> WHAT THIS TASK INVOLVES
What is the number of lines containing "type"? Give only that number.

> PROVIDED RECORDS
'''

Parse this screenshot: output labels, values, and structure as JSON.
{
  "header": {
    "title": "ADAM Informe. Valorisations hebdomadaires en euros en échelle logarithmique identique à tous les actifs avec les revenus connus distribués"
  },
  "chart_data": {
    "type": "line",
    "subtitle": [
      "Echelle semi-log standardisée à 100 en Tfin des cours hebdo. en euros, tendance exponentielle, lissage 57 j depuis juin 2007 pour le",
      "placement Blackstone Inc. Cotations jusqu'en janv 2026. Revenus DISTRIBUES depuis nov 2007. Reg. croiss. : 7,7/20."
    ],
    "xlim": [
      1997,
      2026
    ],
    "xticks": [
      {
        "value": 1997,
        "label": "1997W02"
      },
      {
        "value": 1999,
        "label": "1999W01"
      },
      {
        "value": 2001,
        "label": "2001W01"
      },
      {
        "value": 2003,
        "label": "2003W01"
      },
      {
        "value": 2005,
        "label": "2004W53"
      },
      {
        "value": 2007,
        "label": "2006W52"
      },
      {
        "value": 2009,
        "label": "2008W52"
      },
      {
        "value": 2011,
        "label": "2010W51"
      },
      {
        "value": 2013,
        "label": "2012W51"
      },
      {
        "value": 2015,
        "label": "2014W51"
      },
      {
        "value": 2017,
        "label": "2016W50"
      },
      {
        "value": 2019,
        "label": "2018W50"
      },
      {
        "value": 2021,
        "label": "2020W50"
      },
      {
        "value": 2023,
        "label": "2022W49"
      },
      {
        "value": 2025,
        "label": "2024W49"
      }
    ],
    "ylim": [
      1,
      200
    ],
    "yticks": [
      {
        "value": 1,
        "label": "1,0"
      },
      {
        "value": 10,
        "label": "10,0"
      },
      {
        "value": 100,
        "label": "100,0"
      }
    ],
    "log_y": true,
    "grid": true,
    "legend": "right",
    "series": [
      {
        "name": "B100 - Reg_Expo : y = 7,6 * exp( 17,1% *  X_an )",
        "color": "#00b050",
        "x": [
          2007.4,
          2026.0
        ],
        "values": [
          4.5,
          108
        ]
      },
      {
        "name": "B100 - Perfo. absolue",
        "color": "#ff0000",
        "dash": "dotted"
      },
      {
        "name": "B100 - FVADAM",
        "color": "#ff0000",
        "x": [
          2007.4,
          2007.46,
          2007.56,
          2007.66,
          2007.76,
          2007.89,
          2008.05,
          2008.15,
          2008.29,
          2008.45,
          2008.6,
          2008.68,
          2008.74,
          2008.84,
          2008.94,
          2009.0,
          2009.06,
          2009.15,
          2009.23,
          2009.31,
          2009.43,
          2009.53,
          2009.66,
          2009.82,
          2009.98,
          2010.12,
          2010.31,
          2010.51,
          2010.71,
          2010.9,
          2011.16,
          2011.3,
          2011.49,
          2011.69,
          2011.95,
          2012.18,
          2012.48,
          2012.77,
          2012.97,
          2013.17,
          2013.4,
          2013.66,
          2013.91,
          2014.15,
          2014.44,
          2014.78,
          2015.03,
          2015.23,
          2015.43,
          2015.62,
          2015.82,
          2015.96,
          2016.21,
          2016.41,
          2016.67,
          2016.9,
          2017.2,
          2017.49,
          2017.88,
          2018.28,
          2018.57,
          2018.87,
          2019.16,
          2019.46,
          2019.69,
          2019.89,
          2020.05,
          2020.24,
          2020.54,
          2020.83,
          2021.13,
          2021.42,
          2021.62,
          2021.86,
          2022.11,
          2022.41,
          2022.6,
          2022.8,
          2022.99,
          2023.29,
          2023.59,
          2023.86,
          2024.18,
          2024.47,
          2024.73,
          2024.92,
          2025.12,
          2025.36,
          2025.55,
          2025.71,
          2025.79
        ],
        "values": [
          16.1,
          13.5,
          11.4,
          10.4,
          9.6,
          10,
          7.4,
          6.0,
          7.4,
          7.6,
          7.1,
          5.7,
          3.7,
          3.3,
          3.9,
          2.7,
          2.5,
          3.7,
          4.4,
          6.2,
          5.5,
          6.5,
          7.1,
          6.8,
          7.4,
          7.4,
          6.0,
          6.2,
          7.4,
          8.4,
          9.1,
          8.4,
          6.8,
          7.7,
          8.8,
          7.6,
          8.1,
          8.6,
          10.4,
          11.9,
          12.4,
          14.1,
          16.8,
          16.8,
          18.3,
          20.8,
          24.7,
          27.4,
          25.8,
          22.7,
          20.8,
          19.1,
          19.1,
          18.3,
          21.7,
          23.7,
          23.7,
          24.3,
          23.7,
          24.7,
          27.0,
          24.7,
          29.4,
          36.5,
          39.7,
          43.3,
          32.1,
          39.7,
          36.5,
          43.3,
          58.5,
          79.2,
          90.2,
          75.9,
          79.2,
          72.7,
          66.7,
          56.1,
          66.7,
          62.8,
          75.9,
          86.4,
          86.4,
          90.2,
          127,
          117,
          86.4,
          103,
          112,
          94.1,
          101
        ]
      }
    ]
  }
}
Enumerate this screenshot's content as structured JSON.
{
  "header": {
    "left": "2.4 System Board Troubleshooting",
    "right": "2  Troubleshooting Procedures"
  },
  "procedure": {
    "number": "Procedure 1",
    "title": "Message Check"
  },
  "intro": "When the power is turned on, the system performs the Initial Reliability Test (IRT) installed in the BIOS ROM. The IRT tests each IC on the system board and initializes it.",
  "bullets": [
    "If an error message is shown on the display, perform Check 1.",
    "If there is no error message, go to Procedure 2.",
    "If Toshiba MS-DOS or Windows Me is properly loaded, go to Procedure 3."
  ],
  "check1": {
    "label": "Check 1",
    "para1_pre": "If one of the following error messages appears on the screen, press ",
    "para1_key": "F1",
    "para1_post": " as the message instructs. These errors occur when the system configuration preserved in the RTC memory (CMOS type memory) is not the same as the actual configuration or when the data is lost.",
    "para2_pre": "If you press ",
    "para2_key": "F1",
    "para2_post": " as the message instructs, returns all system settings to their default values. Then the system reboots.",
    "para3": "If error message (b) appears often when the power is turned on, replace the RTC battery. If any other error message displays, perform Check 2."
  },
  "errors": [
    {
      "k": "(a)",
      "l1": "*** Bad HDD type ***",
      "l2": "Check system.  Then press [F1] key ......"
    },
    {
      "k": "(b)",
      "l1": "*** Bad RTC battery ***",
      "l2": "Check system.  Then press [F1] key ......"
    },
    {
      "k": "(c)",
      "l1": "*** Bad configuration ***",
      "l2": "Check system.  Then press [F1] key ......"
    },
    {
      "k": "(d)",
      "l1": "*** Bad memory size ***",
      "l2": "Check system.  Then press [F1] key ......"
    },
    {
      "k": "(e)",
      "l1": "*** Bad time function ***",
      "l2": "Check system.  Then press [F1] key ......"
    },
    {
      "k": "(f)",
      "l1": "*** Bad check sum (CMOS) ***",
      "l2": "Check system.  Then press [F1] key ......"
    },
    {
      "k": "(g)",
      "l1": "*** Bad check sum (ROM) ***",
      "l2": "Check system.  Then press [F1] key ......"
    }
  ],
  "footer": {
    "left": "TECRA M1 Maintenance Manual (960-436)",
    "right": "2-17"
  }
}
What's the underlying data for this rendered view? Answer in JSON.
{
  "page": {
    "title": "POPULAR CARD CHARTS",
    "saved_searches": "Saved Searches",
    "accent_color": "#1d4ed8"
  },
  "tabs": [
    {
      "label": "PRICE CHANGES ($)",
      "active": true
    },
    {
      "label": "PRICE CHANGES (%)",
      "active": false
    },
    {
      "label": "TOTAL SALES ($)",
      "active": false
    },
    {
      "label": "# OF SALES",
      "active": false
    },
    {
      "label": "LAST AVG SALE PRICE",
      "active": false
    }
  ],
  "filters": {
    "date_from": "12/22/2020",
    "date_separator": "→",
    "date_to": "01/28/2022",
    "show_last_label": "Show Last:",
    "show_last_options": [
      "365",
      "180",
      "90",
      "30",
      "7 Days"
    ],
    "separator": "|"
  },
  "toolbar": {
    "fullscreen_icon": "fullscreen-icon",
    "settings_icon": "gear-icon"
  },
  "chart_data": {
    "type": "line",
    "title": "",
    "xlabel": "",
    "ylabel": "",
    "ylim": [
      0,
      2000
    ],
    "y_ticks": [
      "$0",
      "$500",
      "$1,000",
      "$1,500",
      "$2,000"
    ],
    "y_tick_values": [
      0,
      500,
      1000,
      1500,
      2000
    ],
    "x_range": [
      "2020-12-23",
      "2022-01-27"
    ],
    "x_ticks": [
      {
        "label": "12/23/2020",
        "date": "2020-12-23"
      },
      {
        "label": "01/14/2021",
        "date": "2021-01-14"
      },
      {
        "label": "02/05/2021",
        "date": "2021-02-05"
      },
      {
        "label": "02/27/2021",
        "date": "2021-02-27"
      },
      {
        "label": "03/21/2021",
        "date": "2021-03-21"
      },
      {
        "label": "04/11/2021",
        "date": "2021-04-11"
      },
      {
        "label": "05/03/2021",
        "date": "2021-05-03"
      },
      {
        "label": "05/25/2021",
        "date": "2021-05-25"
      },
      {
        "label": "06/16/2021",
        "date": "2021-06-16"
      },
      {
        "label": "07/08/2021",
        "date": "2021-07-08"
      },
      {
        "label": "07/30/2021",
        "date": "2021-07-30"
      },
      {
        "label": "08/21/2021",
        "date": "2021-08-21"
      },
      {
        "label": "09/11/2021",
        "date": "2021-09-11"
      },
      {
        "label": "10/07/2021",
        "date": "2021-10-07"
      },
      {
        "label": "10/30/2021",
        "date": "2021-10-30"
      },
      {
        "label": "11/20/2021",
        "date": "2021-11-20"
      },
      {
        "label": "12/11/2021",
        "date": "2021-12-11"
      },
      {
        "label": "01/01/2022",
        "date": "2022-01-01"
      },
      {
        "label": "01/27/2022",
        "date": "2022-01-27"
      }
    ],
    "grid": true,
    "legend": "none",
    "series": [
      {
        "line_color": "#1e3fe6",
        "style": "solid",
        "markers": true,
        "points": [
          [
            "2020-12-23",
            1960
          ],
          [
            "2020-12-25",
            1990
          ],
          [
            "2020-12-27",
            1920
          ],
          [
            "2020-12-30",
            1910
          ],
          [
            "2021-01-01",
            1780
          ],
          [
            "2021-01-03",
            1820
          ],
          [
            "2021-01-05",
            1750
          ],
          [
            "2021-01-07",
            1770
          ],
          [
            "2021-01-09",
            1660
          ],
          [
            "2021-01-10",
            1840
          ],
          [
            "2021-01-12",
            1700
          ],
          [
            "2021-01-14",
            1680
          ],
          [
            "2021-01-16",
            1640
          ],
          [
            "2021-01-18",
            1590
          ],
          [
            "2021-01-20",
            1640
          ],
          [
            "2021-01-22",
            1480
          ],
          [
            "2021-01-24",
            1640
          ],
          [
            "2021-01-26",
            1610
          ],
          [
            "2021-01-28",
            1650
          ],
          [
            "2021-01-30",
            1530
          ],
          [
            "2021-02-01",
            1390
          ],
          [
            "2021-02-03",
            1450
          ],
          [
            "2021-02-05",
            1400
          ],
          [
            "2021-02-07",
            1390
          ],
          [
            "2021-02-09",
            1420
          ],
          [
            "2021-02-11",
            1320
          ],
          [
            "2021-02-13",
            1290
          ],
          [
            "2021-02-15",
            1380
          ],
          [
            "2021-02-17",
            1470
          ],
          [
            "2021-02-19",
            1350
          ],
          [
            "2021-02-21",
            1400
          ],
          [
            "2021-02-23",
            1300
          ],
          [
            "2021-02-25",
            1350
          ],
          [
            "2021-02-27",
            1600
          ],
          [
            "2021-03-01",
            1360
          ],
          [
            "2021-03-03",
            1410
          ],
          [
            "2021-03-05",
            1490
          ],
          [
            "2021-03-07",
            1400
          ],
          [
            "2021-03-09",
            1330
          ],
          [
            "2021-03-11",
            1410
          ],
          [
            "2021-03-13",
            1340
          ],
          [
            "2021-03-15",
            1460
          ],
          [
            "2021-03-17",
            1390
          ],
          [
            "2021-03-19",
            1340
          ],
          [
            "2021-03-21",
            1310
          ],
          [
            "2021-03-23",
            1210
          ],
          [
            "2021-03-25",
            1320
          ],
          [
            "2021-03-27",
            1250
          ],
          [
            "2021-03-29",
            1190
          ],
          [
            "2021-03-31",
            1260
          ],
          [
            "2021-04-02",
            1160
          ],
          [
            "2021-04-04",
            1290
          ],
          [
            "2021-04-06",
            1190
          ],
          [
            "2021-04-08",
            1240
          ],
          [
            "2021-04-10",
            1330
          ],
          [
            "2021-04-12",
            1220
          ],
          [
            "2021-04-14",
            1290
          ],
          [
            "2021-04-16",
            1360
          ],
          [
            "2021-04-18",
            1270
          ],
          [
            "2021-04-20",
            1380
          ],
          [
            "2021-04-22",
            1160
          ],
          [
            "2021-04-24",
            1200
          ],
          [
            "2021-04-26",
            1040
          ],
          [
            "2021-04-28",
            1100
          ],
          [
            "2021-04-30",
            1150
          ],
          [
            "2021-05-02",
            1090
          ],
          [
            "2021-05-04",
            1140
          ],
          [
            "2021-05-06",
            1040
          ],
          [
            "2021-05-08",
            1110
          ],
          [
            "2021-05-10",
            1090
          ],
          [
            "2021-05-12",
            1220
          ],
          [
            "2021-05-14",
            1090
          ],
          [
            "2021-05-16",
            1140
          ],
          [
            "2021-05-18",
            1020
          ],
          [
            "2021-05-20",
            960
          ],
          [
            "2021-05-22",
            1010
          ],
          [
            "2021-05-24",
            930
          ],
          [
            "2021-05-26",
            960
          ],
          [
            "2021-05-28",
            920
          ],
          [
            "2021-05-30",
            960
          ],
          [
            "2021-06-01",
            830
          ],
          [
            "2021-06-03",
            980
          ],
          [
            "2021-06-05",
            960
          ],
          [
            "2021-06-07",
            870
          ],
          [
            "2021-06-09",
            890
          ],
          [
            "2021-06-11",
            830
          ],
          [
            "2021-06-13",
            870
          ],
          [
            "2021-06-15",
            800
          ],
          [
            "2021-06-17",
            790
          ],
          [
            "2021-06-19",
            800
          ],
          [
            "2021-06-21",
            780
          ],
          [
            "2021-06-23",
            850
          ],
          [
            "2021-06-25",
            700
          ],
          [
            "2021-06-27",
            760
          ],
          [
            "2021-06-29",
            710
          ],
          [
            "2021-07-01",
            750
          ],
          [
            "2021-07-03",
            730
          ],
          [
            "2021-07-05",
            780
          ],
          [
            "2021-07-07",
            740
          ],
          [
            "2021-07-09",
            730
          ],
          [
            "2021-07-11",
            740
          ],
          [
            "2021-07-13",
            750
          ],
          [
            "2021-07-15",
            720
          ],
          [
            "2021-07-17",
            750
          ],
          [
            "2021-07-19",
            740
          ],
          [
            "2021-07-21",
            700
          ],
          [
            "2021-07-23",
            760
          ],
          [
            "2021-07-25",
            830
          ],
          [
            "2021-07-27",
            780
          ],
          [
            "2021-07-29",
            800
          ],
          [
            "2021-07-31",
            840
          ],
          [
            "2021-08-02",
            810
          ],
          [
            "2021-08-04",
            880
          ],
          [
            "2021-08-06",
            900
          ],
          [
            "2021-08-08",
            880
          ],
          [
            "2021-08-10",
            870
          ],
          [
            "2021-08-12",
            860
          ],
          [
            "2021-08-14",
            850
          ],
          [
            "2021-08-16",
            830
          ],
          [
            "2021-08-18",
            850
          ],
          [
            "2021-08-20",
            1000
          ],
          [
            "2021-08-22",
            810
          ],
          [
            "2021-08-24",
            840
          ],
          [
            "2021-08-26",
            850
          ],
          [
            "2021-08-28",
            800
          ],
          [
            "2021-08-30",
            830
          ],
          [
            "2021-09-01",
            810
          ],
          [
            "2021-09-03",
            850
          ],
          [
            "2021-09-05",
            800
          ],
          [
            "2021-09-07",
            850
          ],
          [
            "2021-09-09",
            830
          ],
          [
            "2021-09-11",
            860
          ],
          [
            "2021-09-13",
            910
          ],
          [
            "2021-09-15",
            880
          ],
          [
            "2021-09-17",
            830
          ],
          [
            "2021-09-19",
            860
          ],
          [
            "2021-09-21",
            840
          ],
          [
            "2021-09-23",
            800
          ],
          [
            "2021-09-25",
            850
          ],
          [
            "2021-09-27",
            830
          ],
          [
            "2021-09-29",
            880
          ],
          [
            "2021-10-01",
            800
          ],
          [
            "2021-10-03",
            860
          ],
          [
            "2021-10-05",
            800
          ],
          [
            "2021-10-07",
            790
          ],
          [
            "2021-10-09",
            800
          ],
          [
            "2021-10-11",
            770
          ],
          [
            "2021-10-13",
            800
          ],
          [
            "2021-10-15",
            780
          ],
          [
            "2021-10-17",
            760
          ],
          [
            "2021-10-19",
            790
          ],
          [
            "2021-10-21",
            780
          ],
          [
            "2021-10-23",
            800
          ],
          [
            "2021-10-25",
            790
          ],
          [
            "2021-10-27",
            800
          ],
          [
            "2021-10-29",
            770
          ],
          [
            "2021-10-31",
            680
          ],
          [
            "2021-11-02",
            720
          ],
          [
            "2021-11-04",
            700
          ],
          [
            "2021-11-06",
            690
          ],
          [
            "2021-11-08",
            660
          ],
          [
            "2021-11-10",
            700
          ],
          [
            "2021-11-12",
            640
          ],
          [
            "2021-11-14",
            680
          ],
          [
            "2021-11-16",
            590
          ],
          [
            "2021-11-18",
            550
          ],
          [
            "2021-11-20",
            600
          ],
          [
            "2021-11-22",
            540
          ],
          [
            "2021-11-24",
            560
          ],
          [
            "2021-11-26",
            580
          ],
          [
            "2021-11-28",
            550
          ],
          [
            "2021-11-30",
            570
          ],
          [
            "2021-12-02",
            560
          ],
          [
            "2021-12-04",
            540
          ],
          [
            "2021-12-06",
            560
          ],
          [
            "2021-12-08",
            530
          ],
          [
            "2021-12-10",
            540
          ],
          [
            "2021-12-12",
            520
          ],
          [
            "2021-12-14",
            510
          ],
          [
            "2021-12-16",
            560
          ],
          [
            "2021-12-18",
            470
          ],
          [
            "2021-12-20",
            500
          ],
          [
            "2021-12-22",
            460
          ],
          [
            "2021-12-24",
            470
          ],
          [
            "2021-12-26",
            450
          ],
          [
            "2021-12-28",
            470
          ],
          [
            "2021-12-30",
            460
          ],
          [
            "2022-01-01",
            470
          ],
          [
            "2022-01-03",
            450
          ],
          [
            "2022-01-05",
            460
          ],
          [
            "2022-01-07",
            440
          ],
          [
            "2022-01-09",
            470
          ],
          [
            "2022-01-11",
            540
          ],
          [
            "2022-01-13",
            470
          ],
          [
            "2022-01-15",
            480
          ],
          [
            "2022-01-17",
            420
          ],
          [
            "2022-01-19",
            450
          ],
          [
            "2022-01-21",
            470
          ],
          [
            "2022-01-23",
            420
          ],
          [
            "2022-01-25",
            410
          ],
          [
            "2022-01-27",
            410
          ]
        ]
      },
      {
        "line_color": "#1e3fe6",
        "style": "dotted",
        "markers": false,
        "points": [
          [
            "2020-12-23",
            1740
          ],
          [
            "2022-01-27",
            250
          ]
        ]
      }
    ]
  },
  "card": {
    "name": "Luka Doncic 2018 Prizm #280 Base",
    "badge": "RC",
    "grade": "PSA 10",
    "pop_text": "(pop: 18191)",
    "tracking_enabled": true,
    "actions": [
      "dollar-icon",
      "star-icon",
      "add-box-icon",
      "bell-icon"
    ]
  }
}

'''

> CORRECT OUTPUT
4